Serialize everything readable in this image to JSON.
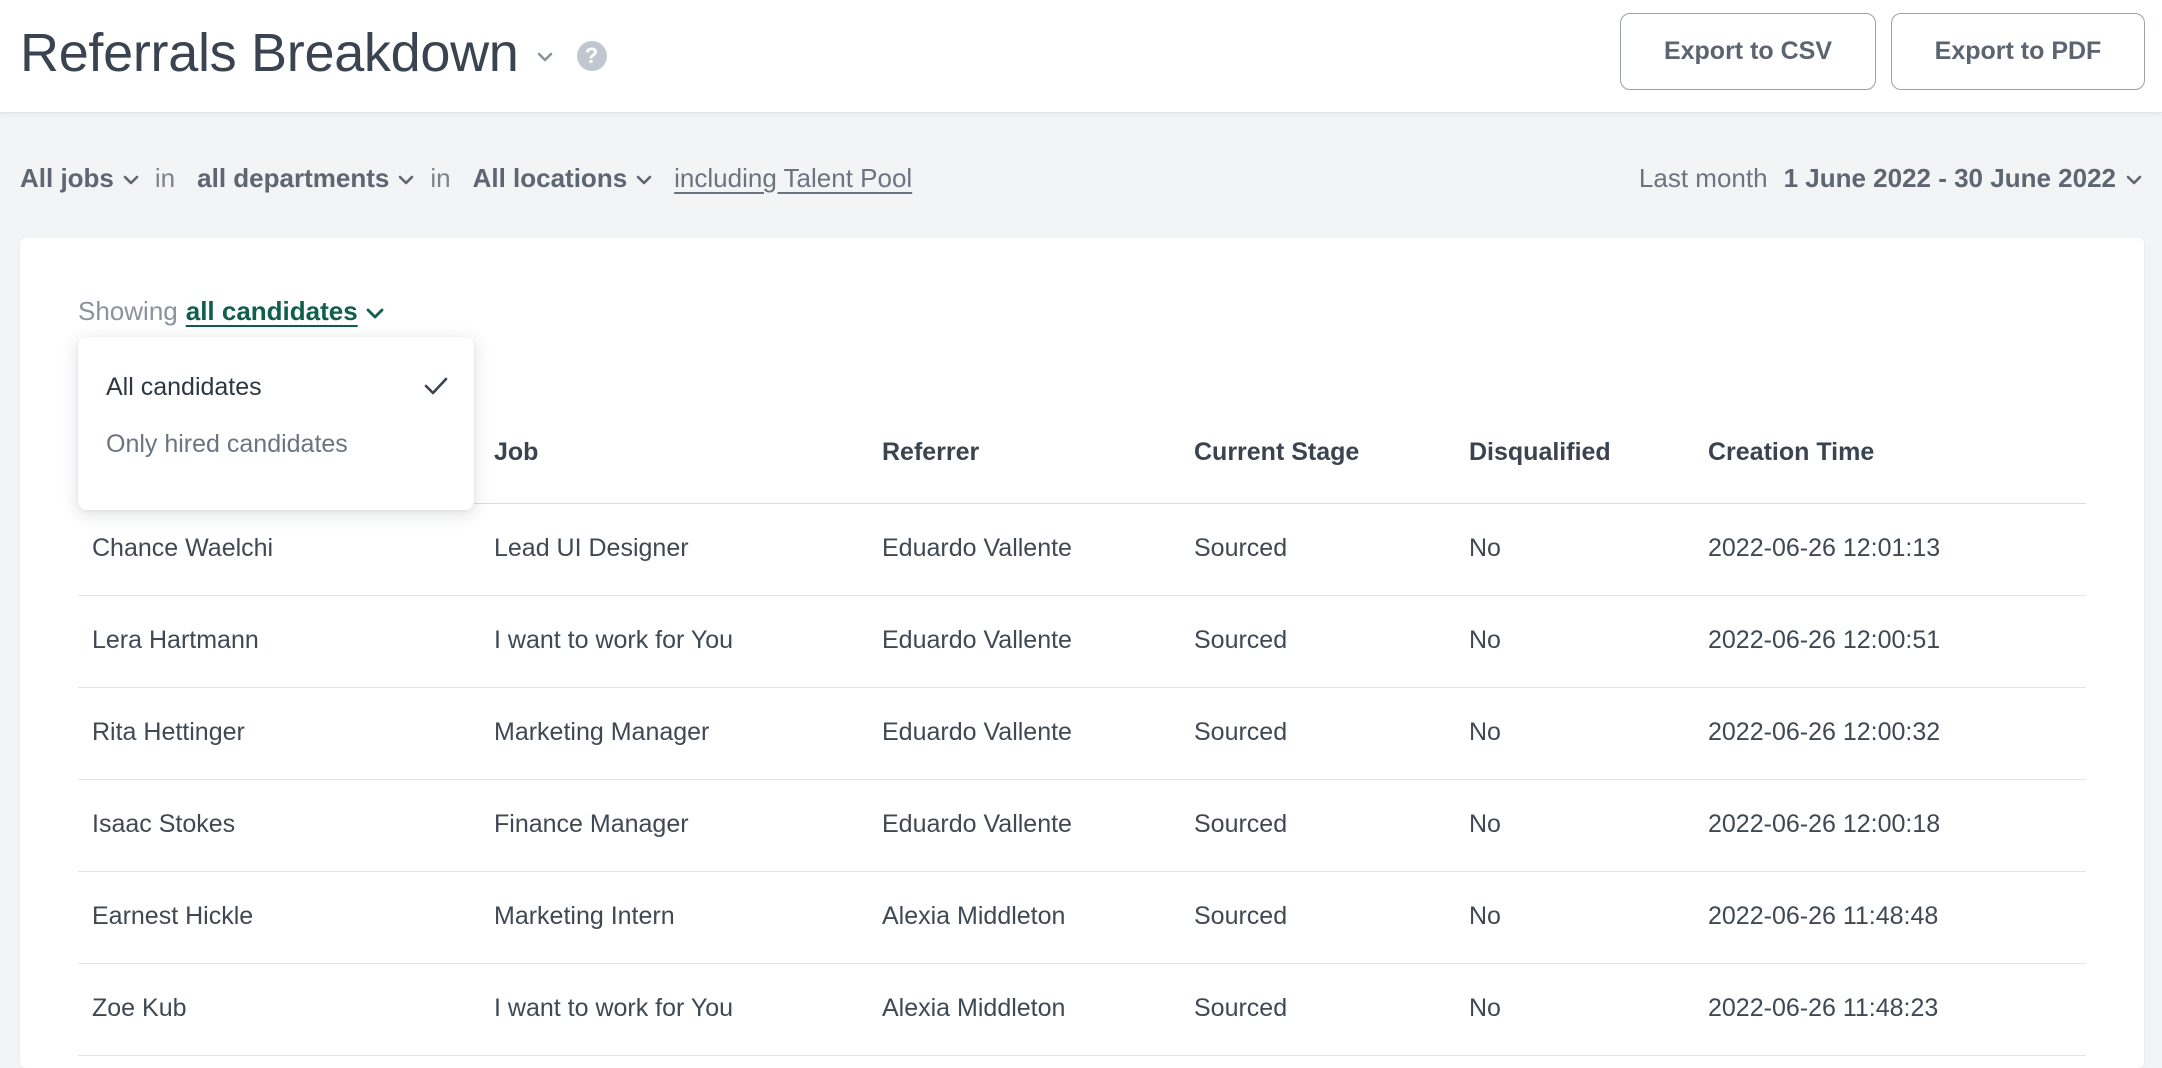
{
  "header": {
    "title": "Referrals Breakdown",
    "help_glyph": "?",
    "export_csv_label": "Export to CSV",
    "export_pdf_label": "Export to PDF"
  },
  "filters": {
    "jobs": "All jobs",
    "sep1": "in",
    "departments": "all departments",
    "sep2": "in",
    "locations": "All locations",
    "talent_pool": "including Talent Pool",
    "date_label": "Last month",
    "date_value": "1 June 2022 - 30 June 2022"
  },
  "showing": {
    "label": "Showing",
    "value": "all candidates"
  },
  "dropdown": {
    "options": [
      {
        "label": "All candidates",
        "selected": true
      },
      {
        "label": "Only hired candidates",
        "selected": false
      }
    ]
  },
  "table": {
    "columns": [
      "Job",
      "Referrer",
      "Current Stage",
      "Disqualified",
      "Creation Time"
    ],
    "rows": [
      {
        "candidate": "Chance Waelchi",
        "job": "Lead UI Designer",
        "referrer": "Eduardo Vallente",
        "stage": "Sourced",
        "disqualified": "No",
        "created": "2022-06-26 12:01:13"
      },
      {
        "candidate": "Lera Hartmann",
        "job": "I want to work for You",
        "referrer": "Eduardo Vallente",
        "stage": "Sourced",
        "disqualified": "No",
        "created": "2022-06-26 12:00:51"
      },
      {
        "candidate": "Rita Hettinger",
        "job": "Marketing Manager",
        "referrer": "Eduardo Vallente",
        "stage": "Sourced",
        "disqualified": "No",
        "created": "2022-06-26 12:00:32"
      },
      {
        "candidate": "Isaac Stokes",
        "job": "Finance Manager",
        "referrer": "Eduardo Vallente",
        "stage": "Sourced",
        "disqualified": "No",
        "created": "2022-06-26 12:00:18"
      },
      {
        "candidate": "Earnest Hickle",
        "job": "Marketing Intern",
        "referrer": "Alexia Middleton",
        "stage": "Sourced",
        "disqualified": "No",
        "created": "2022-06-26 11:48:48"
      },
      {
        "candidate": "Zoe Kub",
        "job": "I want to work for You",
        "referrer": "Alexia Middleton",
        "stage": "Sourced",
        "disqualified": "No",
        "created": "2022-06-26 11:48:23"
      }
    ]
  },
  "icons": {
    "title_chevron": "chevron-down-icon",
    "help": "help-icon",
    "filter_chevron": "chevron-down-icon",
    "check": "check-icon"
  },
  "colors": {
    "accent_green": "#0f5f4c",
    "text_dark": "#2d3742",
    "text_muted": "#6b7480",
    "background": "#f3f4f5"
  }
}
▬▬▬▬▬▬
**SET PROBLEM**
Go through the material above and count the lines that contain "candidates"; answer with the number alone.

**EXERCISE RESPONSE**
3